_Problem_: Each entry must be given again exactly; images do not belong in the copy.

___ Given records

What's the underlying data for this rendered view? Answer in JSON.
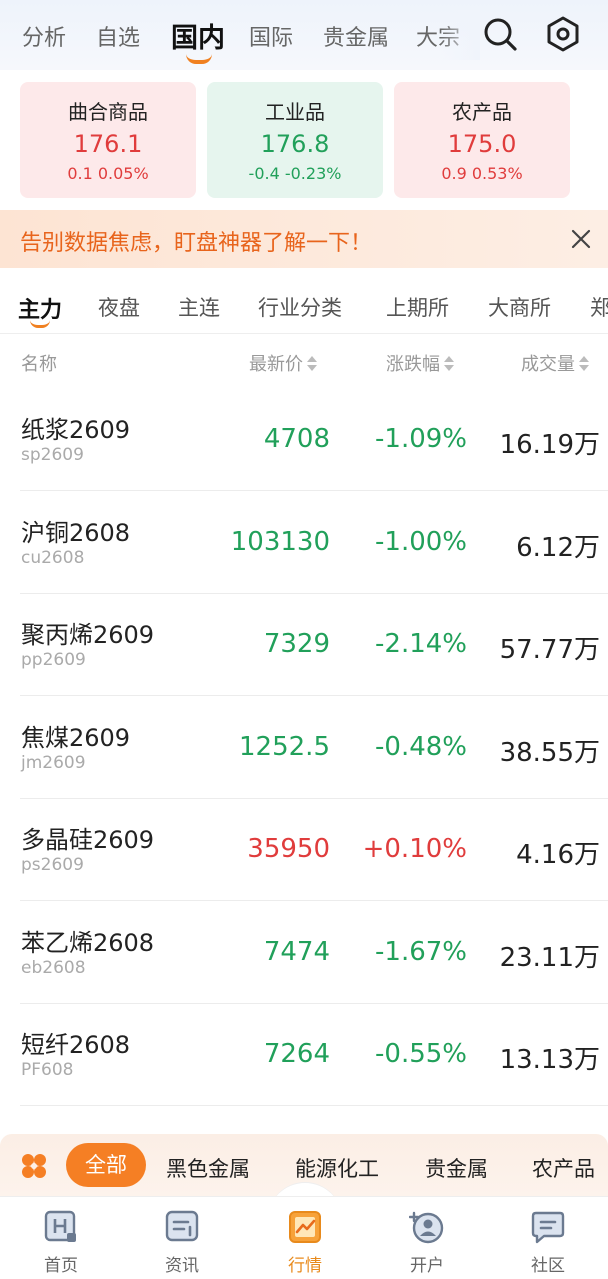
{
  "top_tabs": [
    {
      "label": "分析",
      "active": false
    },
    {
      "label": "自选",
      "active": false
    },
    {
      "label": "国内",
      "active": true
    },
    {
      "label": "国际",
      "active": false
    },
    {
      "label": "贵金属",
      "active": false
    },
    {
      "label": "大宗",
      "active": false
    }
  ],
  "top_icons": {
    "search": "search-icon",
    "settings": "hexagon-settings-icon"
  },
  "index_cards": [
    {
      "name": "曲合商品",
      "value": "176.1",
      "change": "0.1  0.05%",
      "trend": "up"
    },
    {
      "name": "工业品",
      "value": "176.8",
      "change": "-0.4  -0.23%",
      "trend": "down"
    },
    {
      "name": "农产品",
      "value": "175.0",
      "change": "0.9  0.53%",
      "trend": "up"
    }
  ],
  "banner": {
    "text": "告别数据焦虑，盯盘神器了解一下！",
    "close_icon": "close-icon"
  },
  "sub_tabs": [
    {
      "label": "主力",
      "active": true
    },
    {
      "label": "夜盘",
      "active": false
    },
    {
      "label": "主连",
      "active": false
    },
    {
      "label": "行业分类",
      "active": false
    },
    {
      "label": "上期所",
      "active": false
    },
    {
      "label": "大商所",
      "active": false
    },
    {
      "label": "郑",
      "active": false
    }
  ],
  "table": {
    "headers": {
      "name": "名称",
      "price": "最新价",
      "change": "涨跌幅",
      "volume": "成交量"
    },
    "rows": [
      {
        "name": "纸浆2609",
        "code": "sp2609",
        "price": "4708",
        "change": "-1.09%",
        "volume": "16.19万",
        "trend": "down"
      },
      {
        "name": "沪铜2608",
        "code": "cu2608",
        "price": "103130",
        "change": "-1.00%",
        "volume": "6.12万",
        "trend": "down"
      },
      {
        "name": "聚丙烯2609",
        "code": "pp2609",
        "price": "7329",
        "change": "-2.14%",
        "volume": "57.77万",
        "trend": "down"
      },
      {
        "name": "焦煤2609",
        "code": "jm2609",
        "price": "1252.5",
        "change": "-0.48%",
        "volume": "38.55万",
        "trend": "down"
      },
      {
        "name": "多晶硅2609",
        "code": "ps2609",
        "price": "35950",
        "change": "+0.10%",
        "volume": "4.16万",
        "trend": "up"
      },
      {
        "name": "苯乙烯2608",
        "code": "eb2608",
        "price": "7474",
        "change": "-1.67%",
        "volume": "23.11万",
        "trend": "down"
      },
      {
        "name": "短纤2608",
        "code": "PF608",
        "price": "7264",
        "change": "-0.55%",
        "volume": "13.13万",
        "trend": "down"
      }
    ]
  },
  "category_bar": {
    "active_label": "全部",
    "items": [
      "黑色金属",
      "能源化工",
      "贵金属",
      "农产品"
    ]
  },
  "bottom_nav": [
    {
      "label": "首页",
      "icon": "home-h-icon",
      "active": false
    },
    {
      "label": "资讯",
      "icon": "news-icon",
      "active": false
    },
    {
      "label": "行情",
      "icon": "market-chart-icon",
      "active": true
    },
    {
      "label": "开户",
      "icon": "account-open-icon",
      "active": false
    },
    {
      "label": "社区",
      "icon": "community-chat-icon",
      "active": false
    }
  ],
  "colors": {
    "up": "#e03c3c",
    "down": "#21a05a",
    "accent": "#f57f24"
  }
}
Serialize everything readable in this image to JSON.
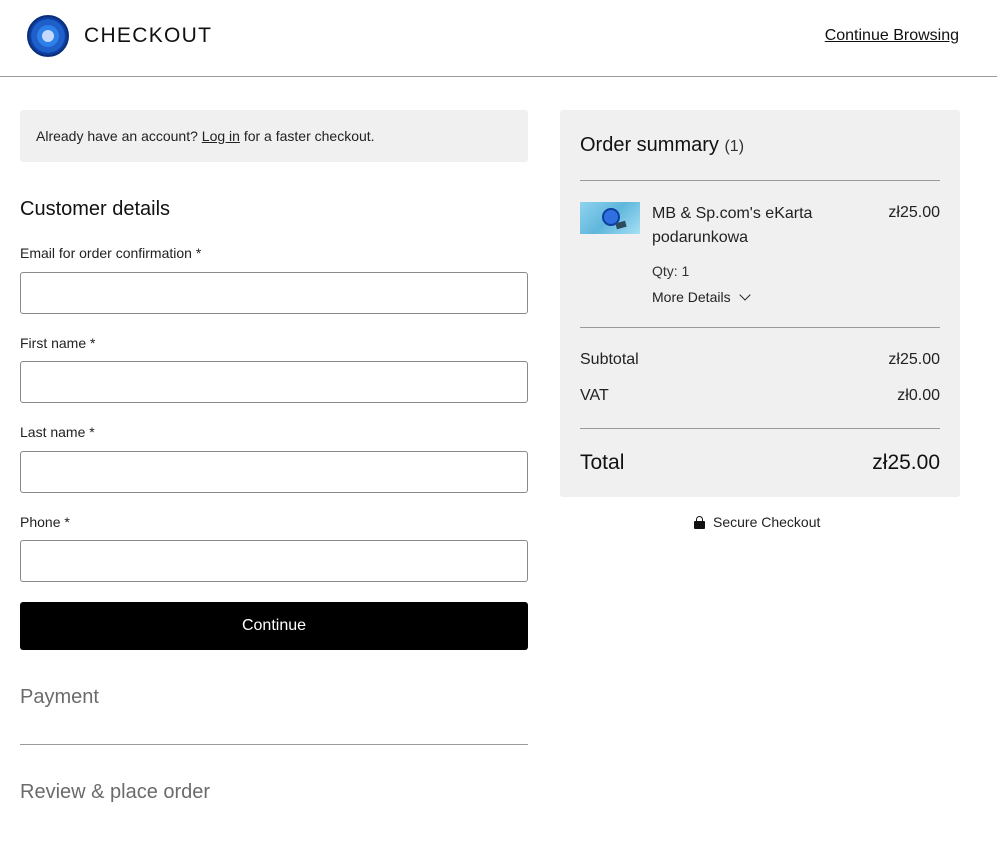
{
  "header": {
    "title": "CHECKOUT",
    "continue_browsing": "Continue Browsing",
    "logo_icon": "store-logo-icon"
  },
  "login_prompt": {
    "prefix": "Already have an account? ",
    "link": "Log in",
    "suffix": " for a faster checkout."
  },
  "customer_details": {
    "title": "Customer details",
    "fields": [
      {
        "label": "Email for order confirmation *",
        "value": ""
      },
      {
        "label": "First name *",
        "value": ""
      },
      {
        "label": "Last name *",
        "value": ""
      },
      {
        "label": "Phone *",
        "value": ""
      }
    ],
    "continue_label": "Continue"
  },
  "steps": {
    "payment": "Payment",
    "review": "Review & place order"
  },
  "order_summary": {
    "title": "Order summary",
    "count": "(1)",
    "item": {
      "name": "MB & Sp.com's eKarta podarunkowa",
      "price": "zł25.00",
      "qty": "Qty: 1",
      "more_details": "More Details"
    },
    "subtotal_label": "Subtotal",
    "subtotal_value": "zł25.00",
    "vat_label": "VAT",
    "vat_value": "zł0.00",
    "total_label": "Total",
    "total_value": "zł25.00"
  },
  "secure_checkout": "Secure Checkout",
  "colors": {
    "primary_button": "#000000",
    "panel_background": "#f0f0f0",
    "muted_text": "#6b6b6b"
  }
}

______

_Written solution_:
What's the underlying data for this rendered view? Answer in JSON.
{
  "top_tabs": [
    {
      "label": "分析",
      "active": false
    },
    {
      "label": "自选",
      "active": false
    },
    {
      "label": "国内",
      "active": true
    },
    {
      "label": "国际",
      "active": false
    },
    {
      "label": "贵金属",
      "active": false
    },
    {
      "label": "大宗",
      "active": false
    }
  ],
  "top_icons": {
    "search": "search-icon",
    "settings": "hexagon-settings-icon"
  },
  "index_cards": [
    {
      "name": "曲合商品",
      "value": "176.1",
      "change": "0.1  0.05%",
      "trend": "up"
    },
    {
      "name": "工业品",
      "value": "176.8",
      "change": "-0.4  -0.23%",
      "trend": "down"
    },
    {
      "name": "农产品",
      "value": "175.0",
      "change": "0.9  0.53%",
      "trend": "up"
    }
  ],
  "banner": {
    "text": "告别数据焦虑，盯盘神器了解一下！",
    "close_icon": "close-icon"
  },
  "sub_tabs": [
    {
      "label": "主力",
      "active": true
    },
    {
      "label": "夜盘",
      "active": false
    },
    {
      "label": "主连",
      "active": false
    },
    {
      "label": "行业分类",
      "active": false
    },
    {
      "label": "上期所",
      "active": false
    },
    {
      "label": "大商所",
      "active": false
    },
    {
      "label": "郑",
      "active": false
    }
  ],
  "table": {
    "headers": {
      "name": "名称",
      "price": "最新价",
      "change": "涨跌幅",
      "volume": "成交量"
    },
    "rows": [
      {
        "name": "纸浆2609",
        "code": "sp2609",
        "price": "4708",
        "change": "-1.09%",
        "volume": "16.19万",
        "trend": "down"
      },
      {
        "name": "沪铜2608",
        "code": "cu2608",
        "price": "103130",
        "change": "-1.00%",
        "volume": "6.12万",
        "trend": "down"
      },
      {
        "name": "聚丙烯2609",
        "code": "pp2609",
        "price": "7329",
        "change": "-2.14%",
        "volume": "57.77万",
        "trend": "down"
      },
      {
        "name": "焦煤2609",
        "code": "jm2609",
        "price": "1252.5",
        "change": "-0.48%",
        "volume": "38.55万",
        "trend": "down"
      },
      {
        "name": "多晶硅2609",
        "code": "ps2609",
        "price": "35950",
        "change": "+0.10%",
        "volume": "4.16万",
        "trend": "up"
      },
      {
        "name": "苯乙烯2608",
        "code": "eb2608",
        "price": "7474",
        "change": "-1.67%",
        "volume": "23.11万",
        "trend": "down"
      },
      {
        "name": "短纤2608",
        "code": "PF608",
        "price": "7264",
        "change": "-0.55%",
        "volume": "13.13万",
        "trend": "down"
      }
    ]
  },
  "category_bar": {
    "active_label": "全部",
    "items": [
      "黑色金属",
      "能源化工",
      "贵金属",
      "农产品"
    ]
  },
  "bottom_nav": [
    {
      "label": "首页",
      "icon": "home-h-icon",
      "active": false
    },
    {
      "label": "资讯",
      "icon": "news-icon",
      "active": false
    },
    {
      "label": "行情",
      "icon": "market-chart-icon",
      "active": true
    },
    {
      "label": "开户",
      "icon": "account-open-icon",
      "active": false
    },
    {
      "label": "社区",
      "icon": "community-chat-icon",
      "active": false
    }
  ],
  "colors": {
    "up": "#e03c3c",
    "down": "#21a05a",
    "accent": "#f57f24"
  }
}
Serialize everything readable in this image to JSON.
{
  "header": {
    "title": "CHECKOUT",
    "continue_browsing": "Continue Browsing",
    "logo_icon": "store-logo-icon"
  },
  "login_prompt": {
    "prefix": "Already have an account? ",
    "link": "Log in",
    "suffix": " for a faster checkout."
  },
  "customer_details": {
    "title": "Customer details",
    "fields": [
      {
        "label": "Email for order confirmation *",
        "value": ""
      },
      {
        "label": "First name *",
        "value": ""
      },
      {
        "label": "Last name *",
        "value": ""
      },
      {
        "label": "Phone *",
        "value": ""
      }
    ],
    "continue_label": "Continue"
  },
  "steps": {
    "payment": "Payment",
    "review": "Review & place order"
  },
  "order_summary": {
    "title": "Order summary",
    "count": "(1)",
    "item": {
      "name": "MB & Sp.com's eKarta podarunkowa",
      "price": "zł25.00",
      "qty": "Qty: 1",
      "more_details": "More Details"
    },
    "subtotal_label": "Subtotal",
    "subtotal_value": "zł25.00",
    "vat_label": "VAT",
    "vat_value": "zł0.00",
    "total_label": "Total",
    "total_value": "zł25.00"
  },
  "secure_checkout": "Secure Checkout",
  "colors": {
    "primary_button": "#000000",
    "panel_background": "#f0f0f0",
    "muted_text": "#6b6b6b"
  }
}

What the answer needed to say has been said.